Dennett não pretende infirmar com um exemplo avulso e com hipóteses
ad hoc a ideia segundo a qual os sonhos são experiências mas apenas
analisar as implicações que teria a confirmação de uma hipótese
empírica semelhante a estas. Tal confirmação atestaria que o
sentimento de autoridade subjectiva do sonhador não lhe dá qualquer
autoridade para decidir entre hipóteses. Pelo contrário, outro tipo de
dados (nomeadamente neurofisiológicos) seriam mais relevantes para a
decisão. E note-se que de acordo com pelo menos a última hipótese
sonhar não teria sido como nada, embora viesse a parecer ter sido como
alguma coisa.
Dennett defende por isso que a questão 'são os sonhos
experiências?' é uma questão teórica em aberto, i.e. os sonhos
poderão ser ou não ser experiências mas que isso não será
decidível por apelo à autoridade subjectiva. O caso dos sonhos mostra
que apesar do sentimento de autoridade subjectiva que as acompanha, o
conteúdo das asserções de experiência interior é vulnerável à
infirmação empírica. Dennett estende a conclusão a toda a
fenomenologia (nomeadamente às descrições de imagens mentais,
decisões voluntárias, experiência de cores, dores, etc, pelo
sujeito). O sentimento de autoridade subjectiva não assinala qualquer
conhecimento privilegiado da experiência mental.

- - -

__OBJETIVO__.
Prolongue o texto sobre Dennett e os sonhos a partir da última frase apresentada. As linhas apresentadas a seguir não têm relação com o texto sobre Dennett e os sonhos.

__INFORMAÇÃO FORNECIDA__.
- - -

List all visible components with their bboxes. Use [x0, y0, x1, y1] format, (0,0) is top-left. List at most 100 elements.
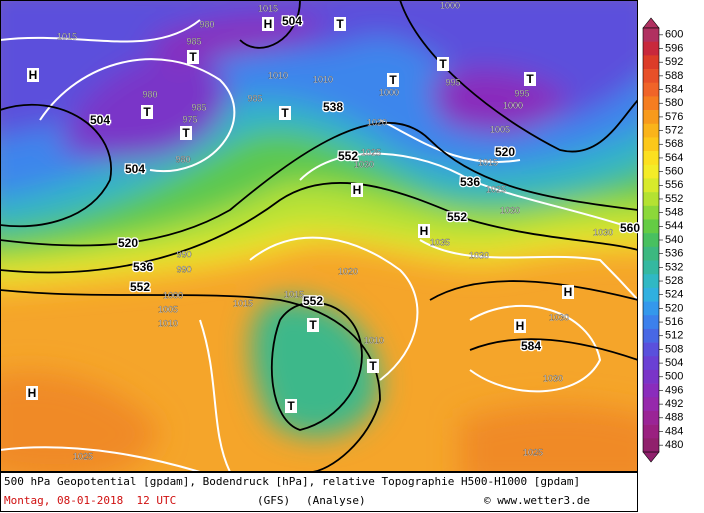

- - -

__RESPOSTA ESCRITA__.
3. O sentimento de autoridade subjectiva e os critérios de
experiência
Trata-se então de explicar o que é o sentimento de autoridade
subjectiva, uma vez que de facto e em geral nos humanos a consciência
se liga ao sentimento de autoridade subjectiva. Este sentimento não é
no entanto uma marca confiável do apercebimento num sujeito: para
Dennett o conteúdo do apercebimento é tudo o que entra na memória (15)
e os indícios deste apercebimento não estão necessariamente ou
exclusivamente ligados à convicção subjectiva. A haver uma relação
'conceptual' importante esta dar-se-ia entre experiência e memória e
não entre experiência e convicção subjectiva.
O caso dos sonhos mostra que pode existir memória de algo apercebido
sem sequer ter havido apresentação: basta ter havido inscrição na
memória de um conteúdo que (1) guie o comportamento actual.
Este é um primeiro indício do apercebimento de x num sistema. Por
outro lado, a informação que guia o comportamento actual poderá ser
objecto de acesso público, i.e., estar disponível para ser expressa.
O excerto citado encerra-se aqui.